◆ **Work required**: Extract the data exactly, missing nothing.

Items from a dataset
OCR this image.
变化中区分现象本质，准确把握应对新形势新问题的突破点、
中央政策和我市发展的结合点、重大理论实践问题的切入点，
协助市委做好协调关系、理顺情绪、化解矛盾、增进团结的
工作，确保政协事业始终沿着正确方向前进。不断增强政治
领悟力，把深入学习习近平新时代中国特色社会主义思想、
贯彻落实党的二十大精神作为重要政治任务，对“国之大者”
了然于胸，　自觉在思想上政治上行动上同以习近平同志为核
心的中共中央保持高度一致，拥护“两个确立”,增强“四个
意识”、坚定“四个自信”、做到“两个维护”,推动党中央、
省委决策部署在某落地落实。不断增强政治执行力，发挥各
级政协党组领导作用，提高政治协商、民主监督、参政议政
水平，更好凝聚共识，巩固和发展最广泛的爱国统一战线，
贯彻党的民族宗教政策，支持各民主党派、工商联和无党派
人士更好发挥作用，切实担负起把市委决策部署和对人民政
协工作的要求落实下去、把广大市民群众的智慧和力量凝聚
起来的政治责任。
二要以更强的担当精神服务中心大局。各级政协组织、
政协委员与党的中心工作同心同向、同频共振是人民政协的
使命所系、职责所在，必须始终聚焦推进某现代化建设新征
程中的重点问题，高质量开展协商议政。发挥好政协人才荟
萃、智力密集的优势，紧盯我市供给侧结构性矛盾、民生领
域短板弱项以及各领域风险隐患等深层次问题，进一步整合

◆ **Result**:
OCR this image.
变化中区分现象本质，准确把握应对新形势新问题的突破点、
中央政策和我市发展的结合点、重大理论实践问题的切入点，
协助市委做好协调关系、理顺情绪、化解矛盾、增进团结的
工作，确保政协事业始终沿着正确方向前进。不断增强政治
领悟力，把深入学习习近平新时代中国特色社会主义思想、
贯彻落实党的二十大精神作为重要政治任务，对“国之大者”
了然于胸，　自觉在思想上政治上行动上同以习近平同志为核
心的中共中央保持高度一致，拥护“两个确立”,增强“四个
意识”、坚定“四个自信”、做到“两个维护”,推动党中央、
省委决策部署在某落地落实。不断增强政治执行力，发挥各
级政协党组领导作用，提高政治协商、民主监督、参政议政
水平，更好凝聚共识，巩固和发展最广泛的爱国统一战线，
贯彻党的民族宗教政策，支持各民主党派、工商联和无党派
人士更好发挥作用，切实担负起把市委决策部署和对人民政
协工作的要求落实下去、把广大市民群众的智慧和力量凝聚
起来的政治责任。
二要以更强的担当精神服务中心大局。各级政协组织、
政协委员与党的中心工作同心同向、同频共振是人民政协的
使命所系、职责所在，必须始终聚焦推进某现代化建设新征
程中的重点问题，高质量开展协商议政。发挥好政协人才荟
萃、智力密集的优势，紧盯我市供给侧结构性矛盾、民生领
域短板弱项以及各领域风险隐患等深层次问题，进一步整合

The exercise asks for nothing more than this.